Data items
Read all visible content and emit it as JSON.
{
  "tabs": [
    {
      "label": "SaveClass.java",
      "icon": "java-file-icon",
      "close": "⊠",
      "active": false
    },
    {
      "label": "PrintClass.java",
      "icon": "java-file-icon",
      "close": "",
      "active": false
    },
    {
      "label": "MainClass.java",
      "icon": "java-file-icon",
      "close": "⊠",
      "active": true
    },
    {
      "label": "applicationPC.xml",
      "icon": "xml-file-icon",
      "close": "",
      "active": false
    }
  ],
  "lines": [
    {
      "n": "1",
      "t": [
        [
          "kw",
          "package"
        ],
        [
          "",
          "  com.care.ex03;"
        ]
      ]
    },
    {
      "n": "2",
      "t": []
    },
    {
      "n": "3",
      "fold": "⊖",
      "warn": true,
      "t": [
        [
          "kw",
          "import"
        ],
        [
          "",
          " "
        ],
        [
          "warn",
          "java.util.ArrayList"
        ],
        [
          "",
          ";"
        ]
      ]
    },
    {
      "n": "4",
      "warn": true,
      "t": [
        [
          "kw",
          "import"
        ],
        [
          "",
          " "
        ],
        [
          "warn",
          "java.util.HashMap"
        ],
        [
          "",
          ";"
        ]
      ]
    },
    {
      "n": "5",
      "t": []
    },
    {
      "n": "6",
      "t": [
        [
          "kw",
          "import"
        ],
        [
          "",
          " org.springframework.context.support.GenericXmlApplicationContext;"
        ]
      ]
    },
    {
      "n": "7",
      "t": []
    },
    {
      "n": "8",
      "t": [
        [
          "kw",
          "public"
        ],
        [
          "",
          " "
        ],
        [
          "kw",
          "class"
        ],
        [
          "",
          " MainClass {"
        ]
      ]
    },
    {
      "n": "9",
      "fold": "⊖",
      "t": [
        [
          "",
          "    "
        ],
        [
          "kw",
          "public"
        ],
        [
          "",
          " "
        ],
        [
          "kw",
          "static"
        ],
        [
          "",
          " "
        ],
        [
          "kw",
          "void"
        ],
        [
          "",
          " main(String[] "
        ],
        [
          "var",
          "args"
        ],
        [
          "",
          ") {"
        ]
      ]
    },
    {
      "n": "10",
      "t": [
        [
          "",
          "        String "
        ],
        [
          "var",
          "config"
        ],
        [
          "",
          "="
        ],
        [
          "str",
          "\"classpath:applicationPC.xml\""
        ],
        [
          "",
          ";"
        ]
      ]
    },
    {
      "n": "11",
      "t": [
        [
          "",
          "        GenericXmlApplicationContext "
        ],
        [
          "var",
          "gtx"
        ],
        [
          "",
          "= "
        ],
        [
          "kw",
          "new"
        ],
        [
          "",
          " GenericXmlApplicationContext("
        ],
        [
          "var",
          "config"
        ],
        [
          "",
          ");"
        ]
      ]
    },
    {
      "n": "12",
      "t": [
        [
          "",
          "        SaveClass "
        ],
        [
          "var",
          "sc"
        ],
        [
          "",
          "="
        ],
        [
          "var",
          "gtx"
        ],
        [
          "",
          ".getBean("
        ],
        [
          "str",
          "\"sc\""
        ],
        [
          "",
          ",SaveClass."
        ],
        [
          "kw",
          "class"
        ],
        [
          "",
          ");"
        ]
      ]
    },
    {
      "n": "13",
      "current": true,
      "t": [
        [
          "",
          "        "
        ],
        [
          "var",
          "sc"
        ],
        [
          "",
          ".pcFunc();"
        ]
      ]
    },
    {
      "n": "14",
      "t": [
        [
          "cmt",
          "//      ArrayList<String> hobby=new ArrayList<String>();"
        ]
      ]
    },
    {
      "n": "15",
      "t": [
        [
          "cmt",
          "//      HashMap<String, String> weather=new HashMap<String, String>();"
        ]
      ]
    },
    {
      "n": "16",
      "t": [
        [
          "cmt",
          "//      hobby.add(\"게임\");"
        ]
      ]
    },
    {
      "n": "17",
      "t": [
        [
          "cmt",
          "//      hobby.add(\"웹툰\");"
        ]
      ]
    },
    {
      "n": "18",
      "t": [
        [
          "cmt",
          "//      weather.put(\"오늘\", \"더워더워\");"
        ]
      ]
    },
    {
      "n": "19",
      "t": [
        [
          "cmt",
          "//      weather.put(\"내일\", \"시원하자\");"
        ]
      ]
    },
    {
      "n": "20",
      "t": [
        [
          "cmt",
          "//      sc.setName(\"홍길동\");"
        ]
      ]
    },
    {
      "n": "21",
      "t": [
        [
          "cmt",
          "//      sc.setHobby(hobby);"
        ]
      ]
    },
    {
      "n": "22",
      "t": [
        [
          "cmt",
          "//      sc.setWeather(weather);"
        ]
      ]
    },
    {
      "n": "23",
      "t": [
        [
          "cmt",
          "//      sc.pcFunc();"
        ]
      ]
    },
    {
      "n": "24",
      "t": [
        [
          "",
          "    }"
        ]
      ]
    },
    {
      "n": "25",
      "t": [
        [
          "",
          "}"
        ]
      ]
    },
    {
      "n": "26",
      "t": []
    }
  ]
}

### Directions
Show every line of the listing in which the string "applicationPC" can be found.

### Written solution
      "label": "applicationPC.xml",
          "\"classpath:applicationPC.xml\""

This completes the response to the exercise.